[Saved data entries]
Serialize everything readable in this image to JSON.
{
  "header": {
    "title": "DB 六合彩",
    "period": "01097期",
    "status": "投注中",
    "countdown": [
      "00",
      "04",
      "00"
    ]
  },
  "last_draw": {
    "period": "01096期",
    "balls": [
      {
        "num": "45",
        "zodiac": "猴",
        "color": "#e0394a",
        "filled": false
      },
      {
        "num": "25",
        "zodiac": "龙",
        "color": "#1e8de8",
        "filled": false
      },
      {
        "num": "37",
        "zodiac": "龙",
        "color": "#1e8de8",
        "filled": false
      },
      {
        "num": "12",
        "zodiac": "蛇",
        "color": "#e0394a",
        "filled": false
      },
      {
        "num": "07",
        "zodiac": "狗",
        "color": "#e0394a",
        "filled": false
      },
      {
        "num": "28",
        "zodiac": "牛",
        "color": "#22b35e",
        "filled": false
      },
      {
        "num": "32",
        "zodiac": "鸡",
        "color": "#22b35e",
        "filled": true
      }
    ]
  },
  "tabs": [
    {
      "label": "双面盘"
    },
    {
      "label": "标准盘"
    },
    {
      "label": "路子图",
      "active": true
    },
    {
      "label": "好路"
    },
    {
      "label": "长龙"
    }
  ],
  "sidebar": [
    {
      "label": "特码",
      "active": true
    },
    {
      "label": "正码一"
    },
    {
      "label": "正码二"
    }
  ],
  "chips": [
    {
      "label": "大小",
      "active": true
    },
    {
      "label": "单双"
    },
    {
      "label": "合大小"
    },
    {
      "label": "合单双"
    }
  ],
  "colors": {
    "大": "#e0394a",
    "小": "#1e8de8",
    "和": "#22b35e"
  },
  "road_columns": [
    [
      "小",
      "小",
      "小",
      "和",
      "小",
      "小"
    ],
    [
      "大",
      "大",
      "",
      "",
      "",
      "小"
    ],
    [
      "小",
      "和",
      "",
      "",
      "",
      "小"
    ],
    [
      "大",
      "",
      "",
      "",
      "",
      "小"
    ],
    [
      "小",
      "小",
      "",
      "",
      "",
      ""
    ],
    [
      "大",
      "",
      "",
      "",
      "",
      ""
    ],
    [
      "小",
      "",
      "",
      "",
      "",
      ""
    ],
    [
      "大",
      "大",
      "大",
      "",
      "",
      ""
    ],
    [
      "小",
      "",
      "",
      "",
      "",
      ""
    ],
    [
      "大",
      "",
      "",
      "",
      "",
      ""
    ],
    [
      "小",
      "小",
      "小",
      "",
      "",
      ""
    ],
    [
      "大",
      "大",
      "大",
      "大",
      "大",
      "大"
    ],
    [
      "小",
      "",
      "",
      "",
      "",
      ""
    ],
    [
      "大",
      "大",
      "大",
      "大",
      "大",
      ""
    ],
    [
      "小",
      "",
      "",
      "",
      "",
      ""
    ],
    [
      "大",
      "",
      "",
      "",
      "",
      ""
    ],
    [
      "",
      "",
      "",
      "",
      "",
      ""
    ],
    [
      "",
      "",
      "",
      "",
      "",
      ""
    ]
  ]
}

** Directions for this task **
Please reproduce all of the entries exactly as they stand.

** Response to this exercise **
Serialize everything readable in this image to JSON.
{
  "header": {
    "title": "DB 六合彩",
    "period": "01097期",
    "status": "投注中",
    "countdown": [
      "00",
      "04",
      "00"
    ]
  },
  "last_draw": {
    "period": "01096期",
    "balls": [
      {
        "num": "45",
        "zodiac": "猴",
        "color": "#e0394a",
        "filled": false
      },
      {
        "num": "25",
        "zodiac": "龙",
        "color": "#1e8de8",
        "filled": false
      },
      {
        "num": "37",
        "zodiac": "龙",
        "color": "#1e8de8",
        "filled": false
      },
      {
        "num": "12",
        "zodiac": "蛇",
        "color": "#e0394a",
        "filled": false
      },
      {
        "num": "07",
        "zodiac": "狗",
        "color": "#e0394a",
        "filled": false
      },
      {
        "num": "28",
        "zodiac": "牛",
        "color": "#22b35e",
        "filled": false
      },
      {
        "num": "32",
        "zodiac": "鸡",
        "color": "#22b35e",
        "filled": true
      }
    ]
  },
  "tabs": [
    {
      "label": "双面盘"
    },
    {
      "label": "标准盘"
    },
    {
      "label": "路子图",
      "active": true
    },
    {
      "label": "好路"
    },
    {
      "label": "长龙"
    }
  ],
  "sidebar": [
    {
      "label": "特码",
      "active": true
    },
    {
      "label": "正码一"
    },
    {
      "label": "正码二"
    }
  ],
  "chips": [
    {
      "label": "大小",
      "active": true
    },
    {
      "label": "单双"
    },
    {
      "label": "合大小"
    },
    {
      "label": "合单双"
    }
  ],
  "colors": {
    "大": "#e0394a",
    "小": "#1e8de8",
    "和": "#22b35e"
  },
  "road_columns": [
    [
      "小",
      "小",
      "小",
      "和",
      "小",
      "小"
    ],
    [
      "大",
      "大",
      "",
      "",
      "",
      "小"
    ],
    [
      "小",
      "和",
      "",
      "",
      "",
      "小"
    ],
    [
      "大",
      "",
      "",
      "",
      "",
      "小"
    ],
    [
      "小",
      "小",
      "",
      "",
      "",
      ""
    ],
    [
      "大",
      "",
      "",
      "",
      "",
      ""
    ],
    [
      "小",
      "",
      "",
      "",
      "",
      ""
    ],
    [
      "大",
      "大",
      "大",
      "",
      "",
      ""
    ],
    [
      "小",
      "",
      "",
      "",
      "",
      ""
    ],
    [
      "大",
      "",
      "",
      "",
      "",
      ""
    ],
    [
      "小",
      "小",
      "小",
      "",
      "",
      ""
    ],
    [
      "大",
      "大",
      "大",
      "大",
      "大",
      "大"
    ],
    [
      "小",
      "",
      "",
      "",
      "",
      ""
    ],
    [
      "大",
      "大",
      "大",
      "大",
      "大",
      ""
    ],
    [
      "小",
      "",
      "",
      "",
      "",
      ""
    ],
    [
      "大",
      "",
      "",
      "",
      "",
      ""
    ],
    [
      "",
      "",
      "",
      "",
      "",
      ""
    ],
    [
      "",
      "",
      "",
      "",
      "",
      ""
    ]
  ]
}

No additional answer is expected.